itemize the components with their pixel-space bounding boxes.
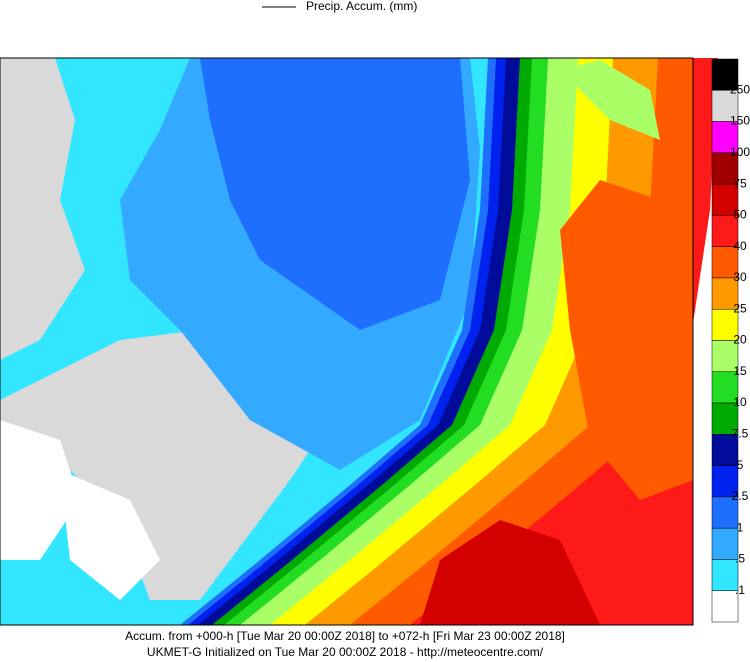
colorbar-label: 20 — [733, 333, 747, 347]
precip-region — [560, 180, 693, 500]
colorbar-label: 5 — [737, 458, 744, 472]
colorbar-swatch — [711, 121, 739, 154]
precip-region — [200, 58, 470, 330]
colorbar-swatch — [711, 215, 739, 247]
colorbar-swatch — [711, 90, 739, 122]
colorbar-swatch — [711, 340, 739, 373]
colorbar-label: 40 — [733, 239, 747, 253]
colorbar-label: 25 — [733, 301, 747, 315]
colorbar-label: 1 — [737, 520, 744, 534]
lake — [0, 420, 80, 560]
colorbar-label: 75 — [733, 176, 747, 190]
colorbar-label: 100 — [730, 145, 750, 159]
colorbar-swatch — [711, 590, 739, 623]
precip-region — [560, 60, 660, 140]
colorbar-label: 2.5 — [732, 489, 749, 503]
colorbar-label: 150 — [730, 114, 750, 128]
colorbar-swatch — [711, 434, 739, 466]
legend-title: Precip. Accum. (mm) — [306, 0, 417, 13]
footer-line: Accum. from +000-h [Tue Mar 20 00:00Z 20… — [125, 629, 565, 643]
land-dry — [0, 58, 85, 360]
lake — [60, 470, 160, 600]
colorbar-swatch — [711, 277, 739, 310]
colorbar-label: 15 — [733, 364, 747, 378]
colorbar-label: 10 — [733, 395, 747, 409]
colorbar-swatch — [711, 371, 739, 404]
colorbar-swatch — [711, 152, 739, 185]
colorbar-label: .1 — [735, 583, 745, 597]
map — [0, 57, 718, 626]
colorbar-label: 7.5 — [732, 427, 749, 441]
colorbar-swatch — [711, 402, 739, 435]
map-frame — [0, 57, 694, 626]
colorbar-swatch — [711, 559, 739, 591]
footer-line: UKMET-G Initialized on Tue Mar 20 00:00Z… — [147, 645, 544, 659]
colorbar-swatch — [711, 308, 739, 341]
colorbar-swatch — [711, 465, 739, 498]
colorbar-swatch — [711, 496, 739, 529]
colorbar-label: 250 — [730, 82, 750, 96]
precip-region — [420, 520, 600, 625]
colorbar-swatch — [711, 246, 739, 279]
colorbar-label: 50 — [733, 208, 747, 222]
colorbar-label: 30 — [733, 270, 747, 284]
colorbar-label: .5 — [735, 552, 745, 566]
colorbar-swatch — [711, 58, 739, 91]
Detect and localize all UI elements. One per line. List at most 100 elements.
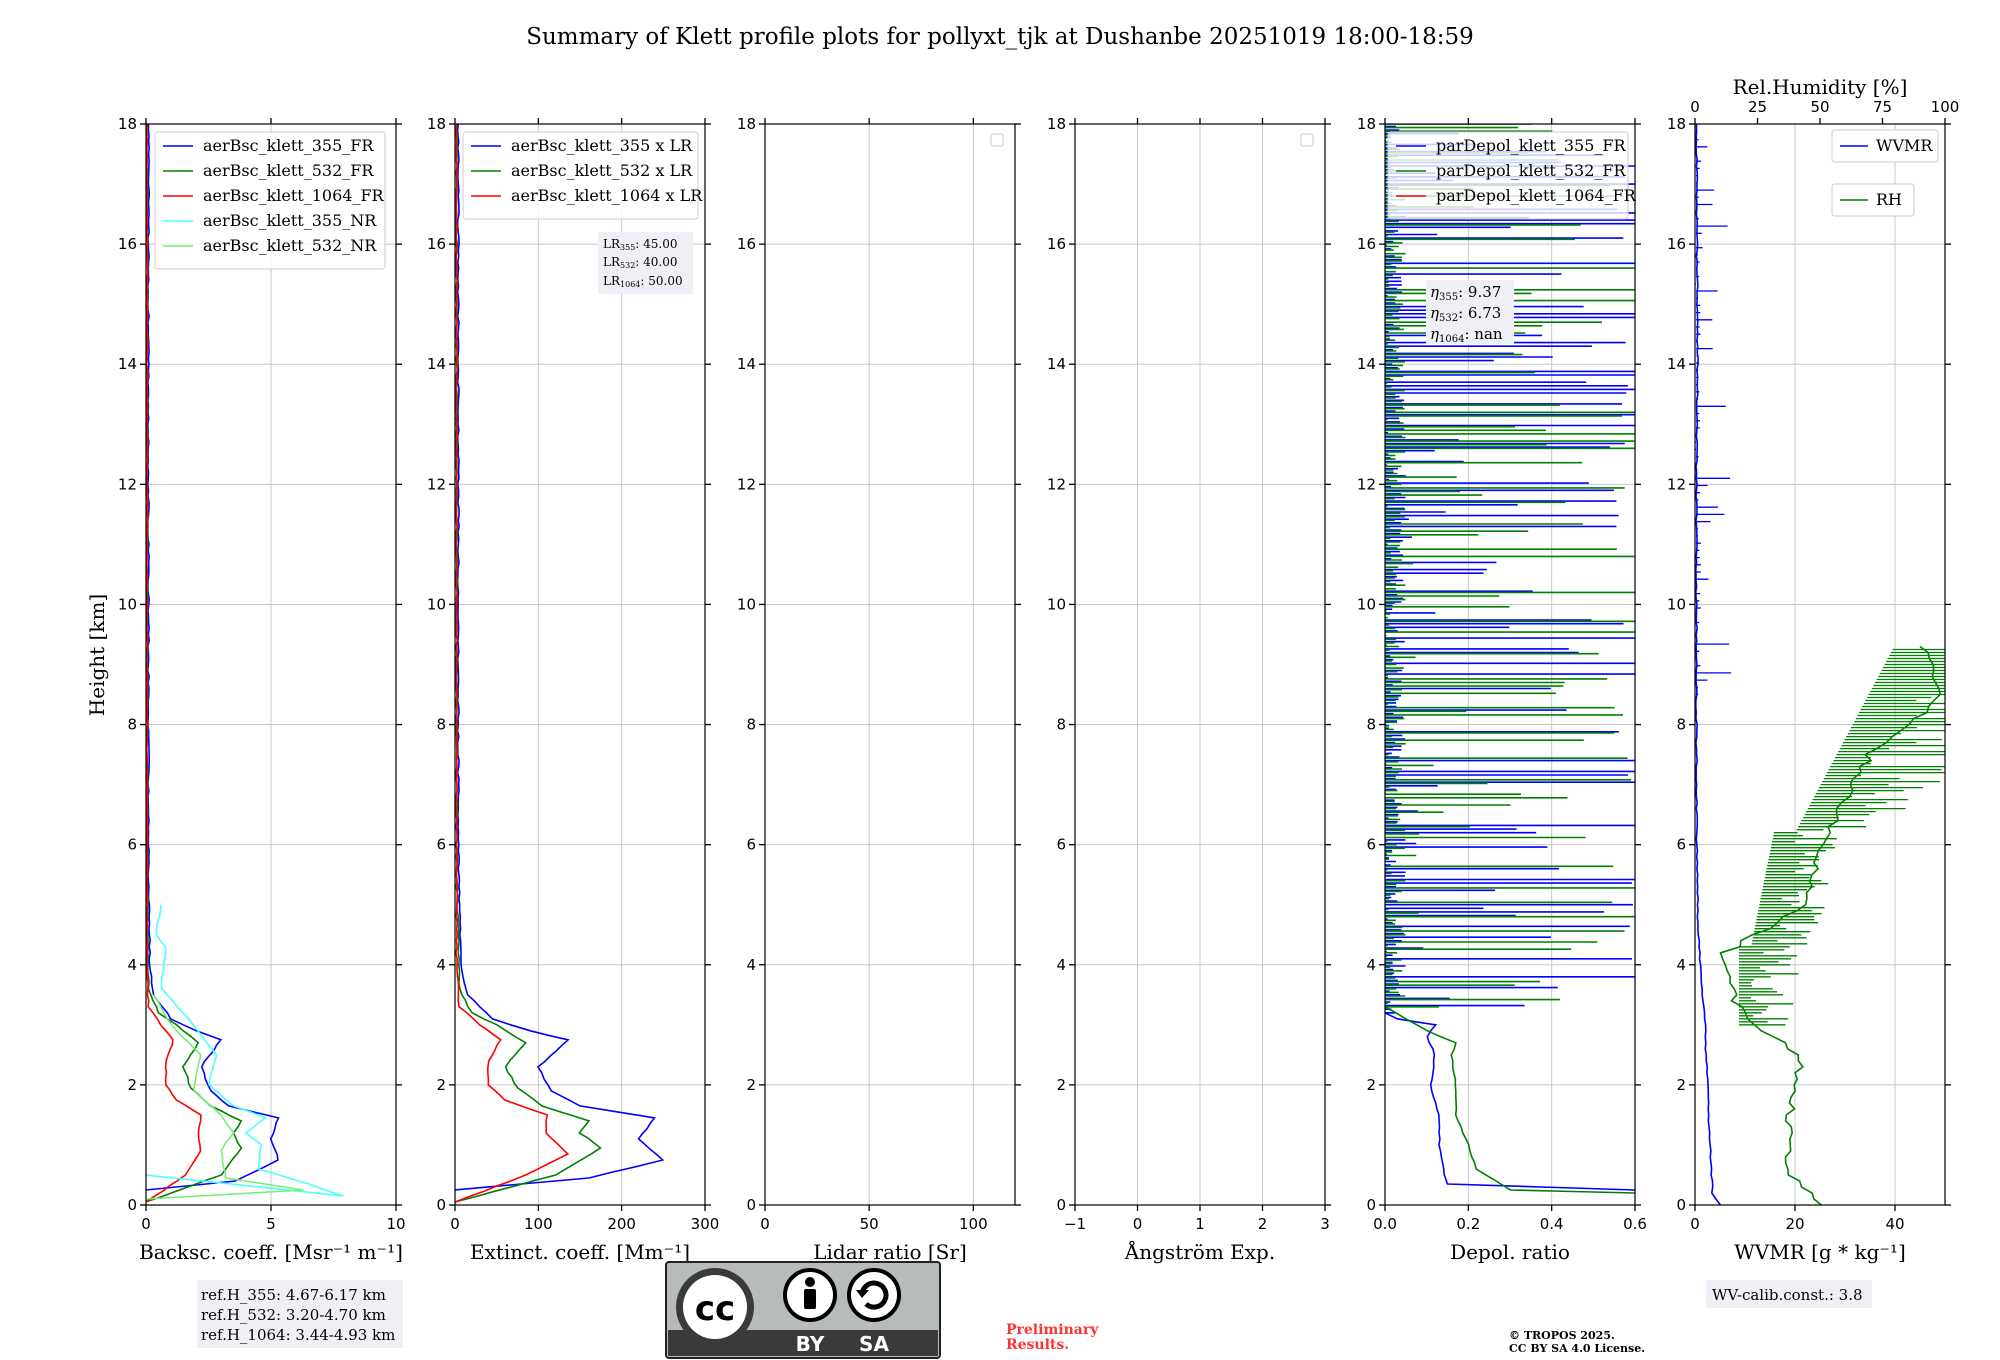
- y-tick-label: 18: [1047, 115, 1066, 133]
- legend-box: [1831, 183, 1915, 217]
- eta-532: η532: 6.73: [1430, 304, 1501, 324]
- y-tick-label: 12: [1667, 475, 1686, 493]
- x-tick-label: 0: [1133, 1215, 1143, 1233]
- legend-label: aerBsc_klett_1064_FR: [203, 186, 385, 205]
- y-tick-label: 2: [436, 1076, 446, 1094]
- x2-tick-label: 25: [1748, 98, 1767, 116]
- y-tick-label: 16: [1047, 235, 1066, 253]
- x-tick-label: 50: [860, 1215, 879, 1233]
- legend-box: [462, 131, 699, 220]
- y-tick-label: 0: [746, 1196, 756, 1214]
- x-tick-label: 10: [386, 1215, 405, 1233]
- axes-frame: [1384, 123, 1636, 1206]
- y-tick-label: 6: [1056, 836, 1066, 854]
- series-line-aerBsc_klett_355_NR: [146, 904, 344, 1197]
- y-tick-label: 4: [1676, 956, 1686, 974]
- by-person-body: [804, 1289, 816, 1309]
- refh-1064: ref.H_1064: 3.44-4.93 km: [201, 1326, 395, 1344]
- eta-532-val: 6.73: [1468, 304, 1501, 322]
- lr-355-val: 45.00: [643, 237, 677, 251]
- x-tick-label: 100: [524, 1215, 553, 1233]
- x2-axis-label: Rel.Humidity [%]: [1733, 75, 1908, 99]
- empty-legend-box: [990, 133, 1004, 147]
- eta-1064-val: nan: [1474, 325, 1503, 343]
- legend-box: [154, 131, 386, 270]
- y-tick-label: 16: [118, 235, 137, 253]
- lr-box: LR355: 45.00 LR532: 40.00 LR1064: 50.00: [598, 232, 693, 294]
- y-tick-label: 16: [1667, 235, 1686, 253]
- legend-label: aerBsc_klett_532_FR: [203, 161, 374, 180]
- lr-532: LR532: 40.00: [603, 255, 678, 270]
- y-tick-label: 4: [1056, 956, 1066, 974]
- y-tick-label: 2: [1366, 1076, 1376, 1094]
- y-tick-label: 14: [737, 355, 756, 373]
- y-tick-label: 2: [1676, 1076, 1686, 1094]
- series-line-aerBsc_klett_1064 x LR: [455, 124, 570, 1203]
- y-tick-label: 4: [127, 956, 137, 974]
- y-tick-label: 0: [1676, 1196, 1686, 1214]
- y-tick-label: 0: [1366, 1196, 1376, 1214]
- y-tick-label: 0: [436, 1196, 446, 1214]
- y-tick-label: 8: [1676, 716, 1686, 734]
- preliminary-line2: Results.: [1006, 1337, 1069, 1353]
- y-tick-label: 14: [118, 355, 137, 373]
- x-tick-label: 300: [691, 1215, 720, 1233]
- series-line-parDepol_klett_355_FR: [1385, 1012, 1635, 1191]
- y-tick-label: 10: [737, 595, 756, 613]
- eta-1064: η1064: nan: [1430, 325, 1503, 345]
- sa-share-icon: [847, 1268, 901, 1322]
- x-axis-label: Backsc. coeff. [Msr⁻¹ m⁻¹]: [139, 1240, 403, 1264]
- series-line-aerBsc_klett_355 x LR: [455, 124, 665, 1191]
- y-tick-label: 18: [737, 115, 756, 133]
- y-tick-label: 4: [436, 956, 446, 974]
- sa-arrowhead: [856, 1290, 869, 1298]
- y-tick-label: 8: [1366, 716, 1376, 734]
- cc-license-badge: cc BY SA: [665, 1261, 941, 1359]
- series-noise-parDepol_klett_532_FR: [1385, 124, 1635, 1008]
- y-tick-label: 6: [1366, 836, 1376, 854]
- x2-tick-label: 0: [1690, 98, 1700, 116]
- sa-arrow: [859, 1280, 889, 1310]
- y-tick-label: 18: [118, 115, 137, 133]
- series-noise-RH: [1739, 648, 1945, 1026]
- wv-calib-bg: [1706, 1280, 1872, 1308]
- y-tick-label: 10: [1357, 595, 1376, 613]
- series-line-WVMR: [1695, 124, 1722, 1205]
- series-line-aerBsc_klett_532_FR: [146, 124, 243, 1203]
- x-tick-label: 0.0: [1373, 1215, 1397, 1233]
- eta-355-sub: 355: [1439, 292, 1458, 303]
- lr-1064-val: 50.00: [648, 274, 682, 288]
- series-group: [146, 124, 344, 1203]
- refh-532: ref.H_532: 3.20-4.70 km: [201, 1306, 386, 1324]
- cc-icon: [683, 1275, 747, 1339]
- legend-label: aerBsc_klett_355_NR: [203, 211, 377, 230]
- series-line-aerBsc_klett_1064_FR: [146, 124, 202, 1203]
- y-tick-label: 16: [1357, 235, 1376, 253]
- y-tick-label: 18: [1667, 115, 1686, 133]
- cc-glyph: cc: [695, 1289, 735, 1329]
- lr-532-val: 40.00: [643, 255, 677, 269]
- panel-dep: 0 2 4 6 8 10 12 14 16 18 0.0 0.2 0.4 0.6 Depol. ratio p…: [1357, 115, 1647, 1264]
- y-tick-label: 0: [1056, 1196, 1066, 1214]
- y-tick-label: 10: [1667, 595, 1686, 613]
- panel-lr: 0 2 4 6 8 10 12 14 16 18 0 50 100 Lidar ratio [Sr]: [737, 115, 1021, 1264]
- refh-box-bg: [197, 1280, 403, 1348]
- y-tick-label: 16: [427, 235, 446, 253]
- series-line-parDepol_klett_532_FR: [1385, 1006, 1635, 1194]
- legend-label: RH: [1876, 190, 1902, 209]
- series-line-aerBsc_klett_532 x LR: [455, 124, 602, 1203]
- x-tick-label: 0: [760, 1215, 770, 1233]
- eta-355-val: 9.37: [1468, 283, 1501, 301]
- y-tick-label: 8: [436, 716, 446, 734]
- lr-box-bg: [598, 232, 693, 294]
- x-axis-label: Depol. ratio: [1450, 1240, 1570, 1264]
- x-tick-label: 1: [1195, 1215, 1205, 1233]
- series-noise-parDepol_klett_355_FR: [1385, 125, 1635, 1014]
- y-tick-label: 6: [746, 836, 756, 854]
- y-tick-label: 18: [1357, 115, 1376, 133]
- wv-calib-text: WV-calib.const.: 3.8: [1712, 1286, 1863, 1304]
- legend-label: parDepol_klett_532_FR: [1436, 161, 1627, 180]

-----

Reproduce the part of the records that opens with the line containing "colorbar-label: 20 — [733, 333, 747, 347]" and closes with the line containing "colorbar-swatch — [711, 402, 739, 435]", keeping every line exactly as it appears.

colorbar-label: 20 — [733, 333, 747, 347]
precip-region — [560, 180, 693, 500]
colorbar-label: 5 — [737, 458, 744, 472]
colorbar-swatch — [711, 121, 739, 154]
precip-region — [200, 58, 470, 330]
colorbar-swatch — [711, 215, 739, 247]
colorbar-swatch — [711, 90, 739, 122]
colorbar-swatch — [711, 340, 739, 373]
colorbar-label: 40 — [733, 239, 747, 253]
colorbar-label: 25 — [733, 301, 747, 315]
colorbar-label: 1 — [737, 520, 744, 534]
lake — [0, 420, 80, 560]
colorbar-label: 75 — [733, 176, 747, 190]
colorbar-label: 100 — [730, 145, 750, 159]
colorbar-swatch — [711, 590, 739, 623]
precip-region — [560, 60, 660, 140]
colorbar-label: 2.5 — [732, 489, 749, 503]
colorbar-label: 150 — [730, 114, 750, 128]
colorbar-swatch — [711, 434, 739, 466]
legend-title: Precip. Accum. (mm) — [306, 0, 417, 13]
footer-line: Accum. from +000-h [Tue Mar 20 00:00Z 20… — [125, 629, 565, 643]
land-dry — [0, 58, 85, 360]
lake — [60, 470, 160, 600]
colorbar-swatch — [711, 277, 739, 310]
colorbar-label: 15 — [733, 364, 747, 378]
colorbar-label: 10 — [733, 395, 747, 409]
colorbar-swatch — [711, 371, 739, 404]
colorbar-swatch — [711, 152, 739, 185]
colorbar-label: .1 — [735, 583, 745, 597]
map — [0, 57, 718, 626]
colorbar-label: 7.5 — [732, 427, 749, 441]
colorbar-swatch — [711, 402, 739, 435]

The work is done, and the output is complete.